**PROBLEM TO SOLVE:** How many lines in the entries below include the string "JSON"? Answer with the number only.
start
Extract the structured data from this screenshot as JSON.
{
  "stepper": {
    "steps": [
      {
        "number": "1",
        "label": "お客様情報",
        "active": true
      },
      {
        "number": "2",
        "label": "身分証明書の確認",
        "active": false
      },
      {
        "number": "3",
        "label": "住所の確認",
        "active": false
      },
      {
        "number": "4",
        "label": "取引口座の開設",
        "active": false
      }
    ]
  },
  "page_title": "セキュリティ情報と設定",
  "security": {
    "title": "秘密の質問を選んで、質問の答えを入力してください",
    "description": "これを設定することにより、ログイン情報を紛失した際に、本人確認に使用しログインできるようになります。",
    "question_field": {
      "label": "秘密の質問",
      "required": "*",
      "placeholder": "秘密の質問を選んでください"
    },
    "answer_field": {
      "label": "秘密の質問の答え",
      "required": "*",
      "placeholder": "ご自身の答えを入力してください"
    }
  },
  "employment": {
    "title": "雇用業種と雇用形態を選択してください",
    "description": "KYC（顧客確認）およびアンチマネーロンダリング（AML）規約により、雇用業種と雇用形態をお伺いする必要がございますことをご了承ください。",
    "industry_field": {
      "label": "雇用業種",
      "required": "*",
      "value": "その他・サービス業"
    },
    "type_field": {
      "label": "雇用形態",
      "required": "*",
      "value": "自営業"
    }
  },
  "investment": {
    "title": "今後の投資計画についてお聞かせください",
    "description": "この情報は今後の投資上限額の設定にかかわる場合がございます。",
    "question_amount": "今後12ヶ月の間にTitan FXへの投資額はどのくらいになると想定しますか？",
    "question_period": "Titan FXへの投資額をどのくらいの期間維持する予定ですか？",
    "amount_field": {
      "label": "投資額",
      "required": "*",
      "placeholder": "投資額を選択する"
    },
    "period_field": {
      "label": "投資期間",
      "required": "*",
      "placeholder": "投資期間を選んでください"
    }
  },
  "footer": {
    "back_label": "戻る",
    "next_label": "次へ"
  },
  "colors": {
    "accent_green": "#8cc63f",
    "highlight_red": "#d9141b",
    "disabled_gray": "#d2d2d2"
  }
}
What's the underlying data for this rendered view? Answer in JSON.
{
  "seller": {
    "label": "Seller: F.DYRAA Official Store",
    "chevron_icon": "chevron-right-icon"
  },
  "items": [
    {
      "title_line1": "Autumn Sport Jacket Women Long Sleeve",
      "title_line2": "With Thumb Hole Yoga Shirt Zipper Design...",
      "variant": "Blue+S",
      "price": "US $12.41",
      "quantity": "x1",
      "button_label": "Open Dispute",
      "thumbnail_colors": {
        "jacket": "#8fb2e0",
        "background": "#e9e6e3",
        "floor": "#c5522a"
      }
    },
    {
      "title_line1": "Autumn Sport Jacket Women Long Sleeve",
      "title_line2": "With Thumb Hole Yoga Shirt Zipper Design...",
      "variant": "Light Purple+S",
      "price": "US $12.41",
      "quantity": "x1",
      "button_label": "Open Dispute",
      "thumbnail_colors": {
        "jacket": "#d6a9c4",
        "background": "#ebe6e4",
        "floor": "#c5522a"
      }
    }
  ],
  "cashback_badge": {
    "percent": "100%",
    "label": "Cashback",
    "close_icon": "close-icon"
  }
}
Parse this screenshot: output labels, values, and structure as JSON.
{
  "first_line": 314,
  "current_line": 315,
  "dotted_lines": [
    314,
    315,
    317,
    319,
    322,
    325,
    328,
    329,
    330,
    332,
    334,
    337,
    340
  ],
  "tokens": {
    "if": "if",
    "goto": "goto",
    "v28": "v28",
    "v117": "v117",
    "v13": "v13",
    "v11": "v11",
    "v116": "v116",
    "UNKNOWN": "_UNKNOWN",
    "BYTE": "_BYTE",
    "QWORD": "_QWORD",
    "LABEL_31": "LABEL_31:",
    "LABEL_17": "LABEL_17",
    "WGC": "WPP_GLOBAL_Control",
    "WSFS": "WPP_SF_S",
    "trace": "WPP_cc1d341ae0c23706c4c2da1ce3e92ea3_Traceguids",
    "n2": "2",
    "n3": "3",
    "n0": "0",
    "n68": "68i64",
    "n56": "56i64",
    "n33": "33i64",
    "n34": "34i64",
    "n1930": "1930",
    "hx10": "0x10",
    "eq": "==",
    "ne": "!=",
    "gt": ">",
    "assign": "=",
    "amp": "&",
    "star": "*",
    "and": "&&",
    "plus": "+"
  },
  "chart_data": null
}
end
**IN RESPONSE:** 3